[Task instructions]
a) List every trading symbol that appears in the Form 8-K cover page.
b) Answer these questions from the Form 8-K cover page:
(i) What is the date of the earliest event reported?
(ii) In what state is the registrant incorporated?
(iii) What is the exercise price of each Redeemable Warrant?

SECURITIES AND EXCHANGE COMMISSION

 

Washington, D.C. 20549

 

FORM 8-K

 

CURRENT REPORT

 

PURSUANT TO SECTION 13 OR 15(d) OF THE
SECURITIES EXCHANGE ACT OF 1934

 

Date of Report (Date of earliest event reported): April 21, 2023

 

BANYAN ACQUISITION CORPORATION

(Exact name of registrant as specified in its charter)

 

Delaware   001-41236   86-2556699
(State or other jurisdiction
of
incorporation)
  (Commission File Number)   (I.R.S. Employer Identification No.)

 

400 Skokie Blvd

Suite 820

Northbrook, Illinois 60062

(Address of principal executive offices)

 

(847) 757-3812
(Registrant’s telephone number, including area code)

 

Not Applicable
(Former name or former address, if changed since last report)

 

Check the appropriate box below if the Form 8-K filing is intended to simultaneously satisfy the filing obligation of the registrant under any of the following provisions:

 

¨   Written communications pursuant to Rule 425 under the Securities Act (17 CFR 230.425)
     
¨   Soliciting material pursuant to Rule 14a-12 under the Exchange Act (17 CFR 240.14a-12)
     
¨   Pre-commencement communications pursuant to Rule 14d-2(b) under the Exchange Act (17 CFR 240.14d-2(b))
     
¨   Pre-commencement communications pursuant to Rule 13e-4(c) under the Exchange Act (17 CFR 240.13e-4(c))

 

Securities registered pursuant to Section 12(b) of the Act:

 

Title of each class   Trading
Symbol(s)
  Name of each exchange on
which registered
Units, each consisting of one share of Class A common stock and one-half of one Redeemable Warrant   BYN.U   New York Stock Exchange
Class A common stock, par value $0.0001 per share   BYN   New York Stock Exchange
Redeemable Warrants, each exercisable for one share of Class A common stock at an exercise price of $11.50 per share   BYN.WS   New York Stock Exchange

 

Indicate by check mark whether the registrant is an emerging growth company as defined in Rule 405 of the Securities Act of 1933 (§230.405 of this chapter) or Rule 12b-2 of the Securities Exchange Act of 1934 (§240.12b-2 of this chapter).

[Entries shown]
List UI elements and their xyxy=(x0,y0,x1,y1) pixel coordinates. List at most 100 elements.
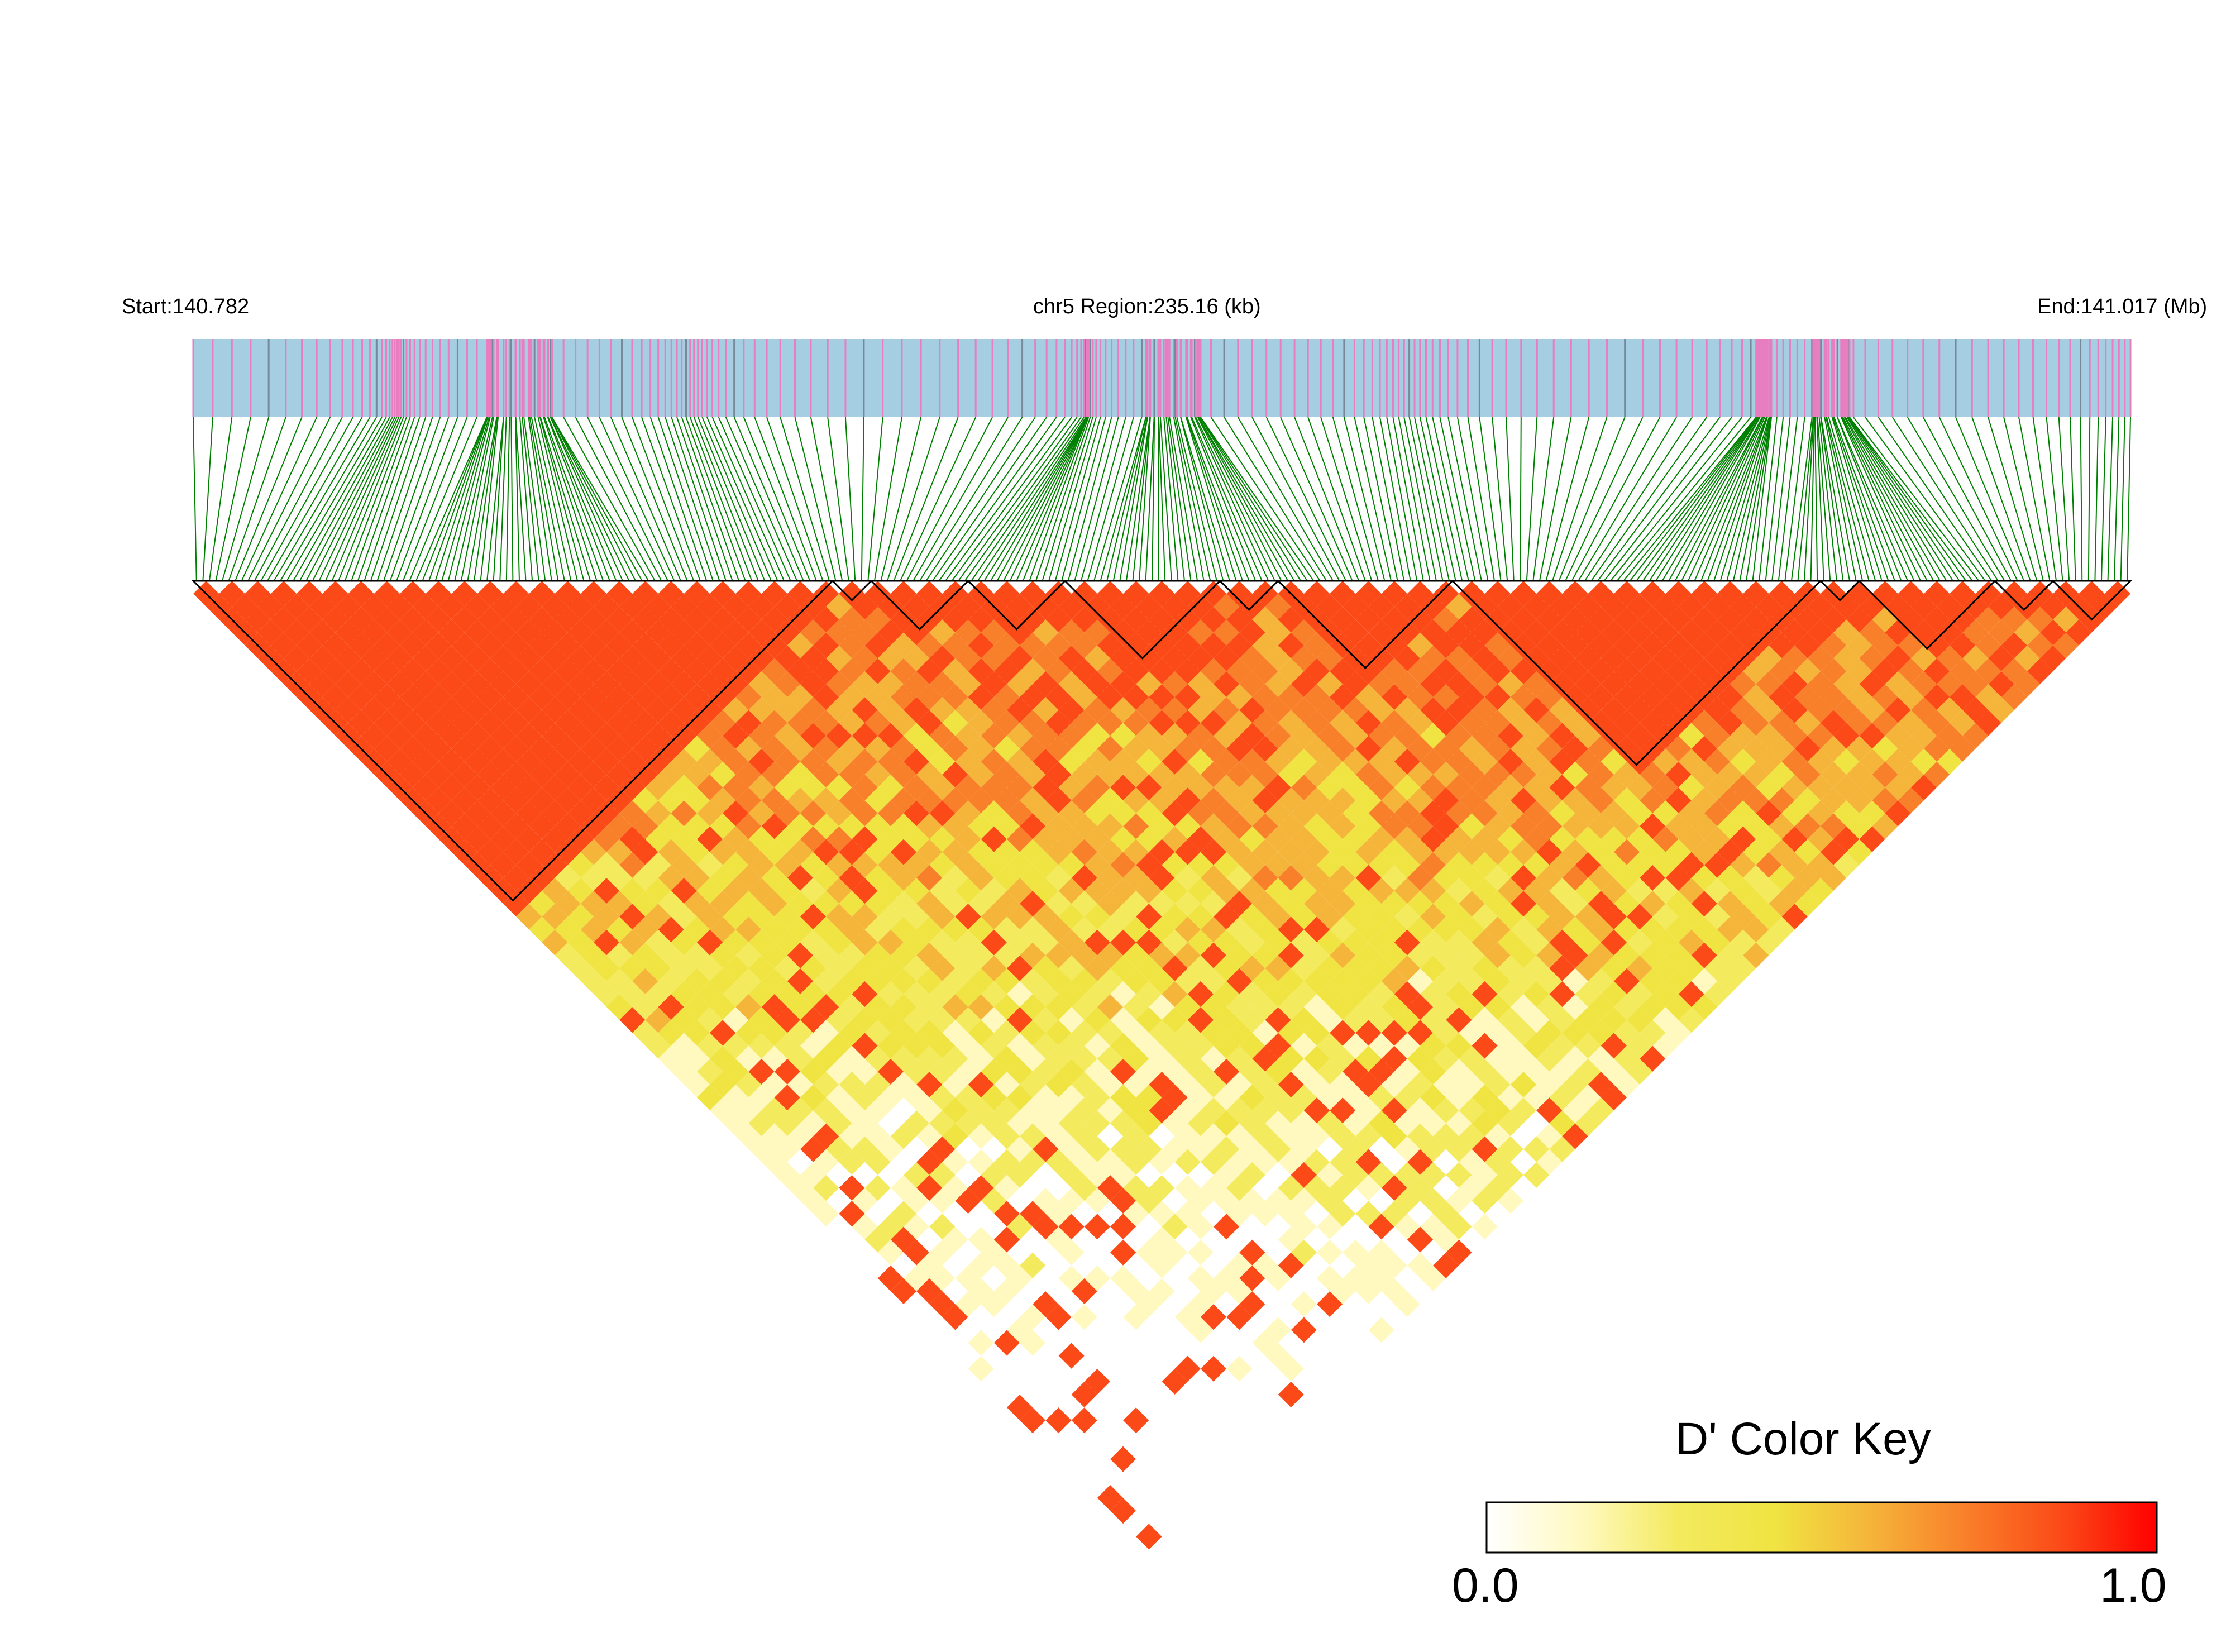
ld-cell xyxy=(1640,968,1666,995)
snp-connector-line xyxy=(422,417,488,581)
ld-cell xyxy=(1769,839,1795,865)
ld-cell xyxy=(1291,774,1317,801)
ld-cell xyxy=(1562,761,1588,788)
ld-cell xyxy=(1459,1123,1485,1149)
ld-cell xyxy=(1601,1058,1627,1085)
ld-cell xyxy=(645,1033,671,1059)
ld-cell xyxy=(1162,619,1188,646)
ld-cell xyxy=(464,800,490,827)
ld-cell xyxy=(1303,1381,1330,1408)
ld-cell xyxy=(1020,1149,1046,1175)
ld-cell xyxy=(1278,632,1304,658)
ld-cell xyxy=(1200,632,1227,658)
ld-cell xyxy=(1200,813,1227,839)
ld-cell xyxy=(1730,904,1756,930)
ld-cell xyxy=(1355,1330,1382,1356)
ld-cell xyxy=(1136,774,1162,801)
ld-cell xyxy=(1950,632,1976,658)
ld-cell xyxy=(1575,1007,1601,1033)
snp-connector-line xyxy=(1584,417,1693,581)
ld-cell xyxy=(1252,1226,1278,1253)
ld-cell xyxy=(1601,800,1627,827)
ld-cell xyxy=(1484,865,1511,891)
ld-cell xyxy=(1743,607,1769,633)
snp-connector-line xyxy=(1661,417,1760,581)
ld-cell xyxy=(981,852,1007,878)
ld-cell xyxy=(1433,813,1459,839)
ld-cell xyxy=(710,787,736,814)
ld-cell xyxy=(1613,607,1640,633)
ld-cell xyxy=(645,697,671,723)
snp-connector-line xyxy=(1067,417,1112,581)
ld-cell xyxy=(981,619,1007,646)
ld-cell xyxy=(1058,1187,1085,1214)
ld-cell xyxy=(1058,1162,1085,1188)
ld-cell xyxy=(477,658,504,685)
snp-connector-line xyxy=(893,417,959,581)
snp-connector-line xyxy=(706,417,778,581)
ld-cell xyxy=(1820,658,1847,685)
snp-connector-line xyxy=(1836,417,1902,581)
ld-cell xyxy=(1136,645,1162,671)
ld-cell xyxy=(671,1033,697,1059)
snp-connector-line xyxy=(486,417,504,581)
ld-cell xyxy=(567,645,594,671)
ld-cell xyxy=(1536,581,1563,607)
ld-cell xyxy=(1575,594,1601,620)
ld-cell xyxy=(1433,581,1459,607)
ld-cell xyxy=(1123,1381,1149,1408)
ld-cell xyxy=(671,1007,697,1033)
ld-cell xyxy=(968,1330,994,1356)
ld-cell xyxy=(864,607,891,633)
ld-cell xyxy=(826,645,852,671)
ld-cell xyxy=(1214,697,1240,723)
ld-cell xyxy=(1898,736,1924,762)
ld-cell xyxy=(1110,1317,1136,1343)
ld-cell xyxy=(1769,891,1795,917)
ld-cell xyxy=(787,581,814,607)
ld-cell xyxy=(1420,671,1446,698)
ld-cell xyxy=(219,581,245,607)
ld-cell xyxy=(1136,904,1162,930)
ld-cell xyxy=(645,723,671,749)
ld-cell xyxy=(1394,1084,1421,1111)
ld-cell xyxy=(1123,916,1149,943)
ld-cell xyxy=(1020,1330,1046,1356)
ld-cell xyxy=(1859,645,1885,671)
snp-connector-line xyxy=(1848,417,1966,581)
snp-connector-line xyxy=(587,417,668,581)
ld-cell xyxy=(981,826,1007,852)
ld-cell xyxy=(1665,916,1692,943)
ld-cell xyxy=(993,1149,1020,1175)
snp-connector-line xyxy=(1840,417,1915,581)
ld-cell xyxy=(1200,787,1227,814)
ld-cell xyxy=(1071,581,1097,607)
ld-cell xyxy=(1343,1214,1369,1240)
ld-cell xyxy=(1330,1304,1356,1330)
ld-cell xyxy=(1523,826,1550,852)
ld-cell xyxy=(1303,684,1330,710)
ld-cell xyxy=(1265,1214,1291,1240)
ld-cell xyxy=(1794,891,1821,917)
ld-cell xyxy=(1769,736,1795,762)
ld-cell xyxy=(1459,607,1485,633)
ld-cell xyxy=(1497,594,1524,620)
ld-cell xyxy=(477,632,504,658)
ld-cell xyxy=(1162,981,1188,1008)
ld-cell xyxy=(839,581,865,607)
ld-cell xyxy=(1187,1162,1214,1188)
ld-cell xyxy=(1368,1291,1394,1317)
ld-cell xyxy=(1045,1123,1072,1149)
ld-cell xyxy=(1330,1330,1356,1356)
ld-cell xyxy=(1136,1058,1162,1085)
snp-connector-line xyxy=(1194,417,1269,581)
ld-cell xyxy=(774,1162,800,1188)
ld-cell xyxy=(1226,1045,1253,1072)
ld-cell xyxy=(1613,632,1640,658)
snp-connector-line xyxy=(434,417,489,581)
ld-cell xyxy=(826,852,852,878)
snp-connector-line xyxy=(247,417,331,581)
ld-cell xyxy=(748,723,775,749)
ld-cell xyxy=(671,800,697,827)
ld-cell xyxy=(645,1007,671,1033)
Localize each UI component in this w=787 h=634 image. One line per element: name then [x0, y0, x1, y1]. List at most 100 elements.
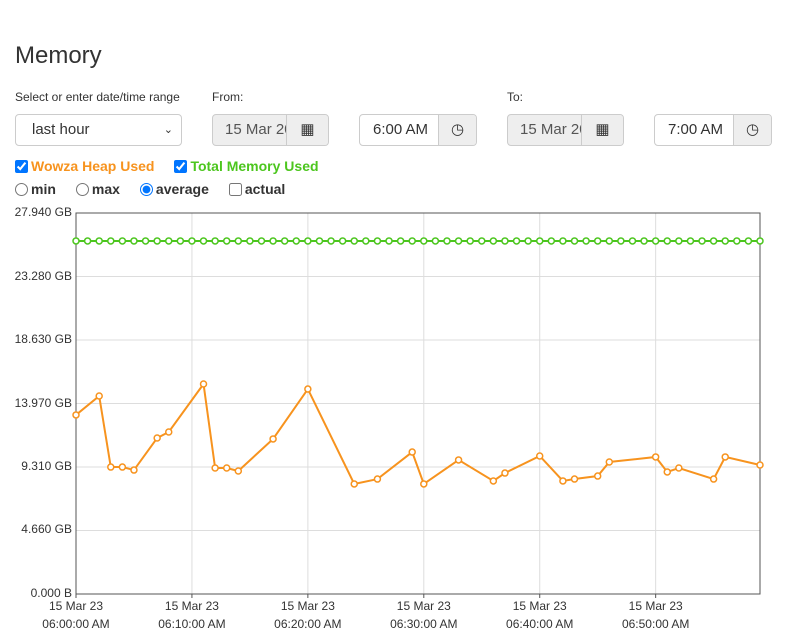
data-point	[733, 237, 741, 245]
data-point	[744, 237, 753, 245]
data-point	[605, 237, 614, 245]
data-point	[431, 237, 440, 245]
data-point	[466, 237, 474, 245]
data-point	[257, 237, 266, 245]
data-point	[628, 237, 637, 245]
from-time[interactable]: 6:00 AM ◷	[359, 114, 477, 146]
plot-frame	[75, 212, 761, 595]
from-date-value: 15 Mar 2023	[225, 121, 287, 138]
to-time-value: 7:00 AM	[668, 121, 724, 138]
actual-label: actual	[244, 181, 286, 197]
data-point	[222, 237, 231, 245]
y-tick-label: 0.000 B	[30, 586, 72, 600]
data-point	[269, 237, 277, 245]
data-point	[350, 237, 358, 245]
data-point	[118, 463, 127, 471]
data-point	[570, 475, 579, 483]
data-point	[420, 237, 428, 245]
dropdown-caret: ⌄	[163, 124, 173, 136]
data-point	[118, 237, 127, 245]
data-point	[420, 480, 428, 488]
data-point	[385, 237, 393, 245]
data-point	[211, 464, 219, 472]
to-label: To:	[507, 90, 524, 104]
data-point	[478, 237, 486, 245]
data-point	[95, 392, 103, 400]
range-value: last hour	[32, 121, 90, 138]
data-point	[373, 475, 382, 483]
clock-button[interactable]: ◷	[438, 115, 476, 145]
legend-label: Wowza Heap Used	[31, 158, 155, 174]
data-point	[153, 434, 161, 442]
data-point	[95, 237, 103, 245]
series-toggles: Wowza Heap Used Total Memory Used	[15, 158, 319, 174]
range-select[interactable]: last hour ⌄	[15, 114, 182, 146]
data-point	[72, 237, 80, 245]
data-point	[547, 237, 556, 245]
y-tick-label: 18.630 GB	[14, 331, 72, 346]
aggregation-label: min	[31, 181, 56, 197]
series-checkbox[interactable]	[174, 159, 188, 173]
aggregation-options: min max average actual	[15, 181, 285, 197]
data-point	[176, 237, 185, 245]
aggregation-radio[interactable]	[75, 182, 89, 196]
data-point	[234, 237, 243, 245]
data-point	[107, 237, 115, 245]
data-point	[454, 456, 463, 464]
data-point	[721, 453, 729, 461]
from-date[interactable]: 15 Mar 2023▦	[212, 114, 329, 146]
data-point	[211, 237, 219, 245]
data-point	[535, 237, 544, 245]
y-tick-label: 27.940 GB	[14, 205, 72, 219]
data-point	[164, 237, 173, 245]
series-checkbox[interactable]	[15, 159, 28, 173]
data-point	[709, 475, 718, 483]
clock-button[interactable]: ◷	[733, 115, 771, 145]
aggregation-option: min	[15, 181, 56, 197]
calendar-button[interactable]: ▦	[286, 115, 328, 145]
data-point	[304, 237, 312, 245]
to-date-value: 15 Mar 2023	[520, 121, 582, 138]
data-point	[651, 237, 660, 245]
aggregation-radio[interactable]	[139, 182, 153, 196]
data-point	[721, 237, 729, 245]
data-point	[153, 237, 161, 245]
data-point	[280, 237, 289, 245]
aggregation-radio[interactable]	[15, 182, 28, 196]
data-point	[489, 477, 498, 485]
data-point	[593, 237, 602, 245]
data-point	[651, 453, 660, 461]
y-tick-label: 13.970 GB	[14, 395, 72, 410]
x-tick-label: 15 Mar 23 06:40:00 AM	[506, 599, 574, 631]
data-point	[408, 237, 416, 245]
data-point	[130, 237, 138, 245]
actual-checkbox[interactable]	[228, 182, 242, 196]
y-tick-label: 4.660 GB	[21, 522, 72, 537]
aggregation-label: max	[91, 181, 120, 197]
data-point	[199, 237, 208, 245]
data-point	[292, 237, 301, 245]
x-tick-label: 15 Mar 23 06:10:00 AM	[158, 599, 226, 631]
data-point	[246, 237, 254, 245]
legend-entry: Total Memory Used	[174, 158, 319, 174]
to-time[interactable]: 7:00 AM ◷	[654, 114, 772, 146]
aggregation-option: max	[75, 181, 120, 197]
data-point	[709, 237, 718, 245]
to-date[interactable]: 15 Mar 2023▦	[507, 114, 624, 146]
data-point	[756, 237, 764, 245]
data-point	[350, 480, 358, 488]
data-point	[663, 237, 672, 245]
data-point	[315, 237, 324, 245]
data-point	[338, 237, 347, 245]
data-point	[199, 380, 208, 388]
data-point	[443, 237, 451, 245]
aggregation-option: average	[139, 181, 209, 197]
data-point	[559, 237, 567, 245]
from-label: From:	[212, 90, 244, 104]
data-point	[396, 237, 405, 245]
calendar-button[interactable]: ▦	[581, 115, 623, 145]
y-tick-label: 23.280 GB	[14, 268, 72, 283]
data-point	[675, 237, 683, 245]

[Task-by-task solutions]
a) BYN.U, BYN, BYN.WS

b)
(i) April 21, 2023
(ii) Delaware
(iii) $11.50 per share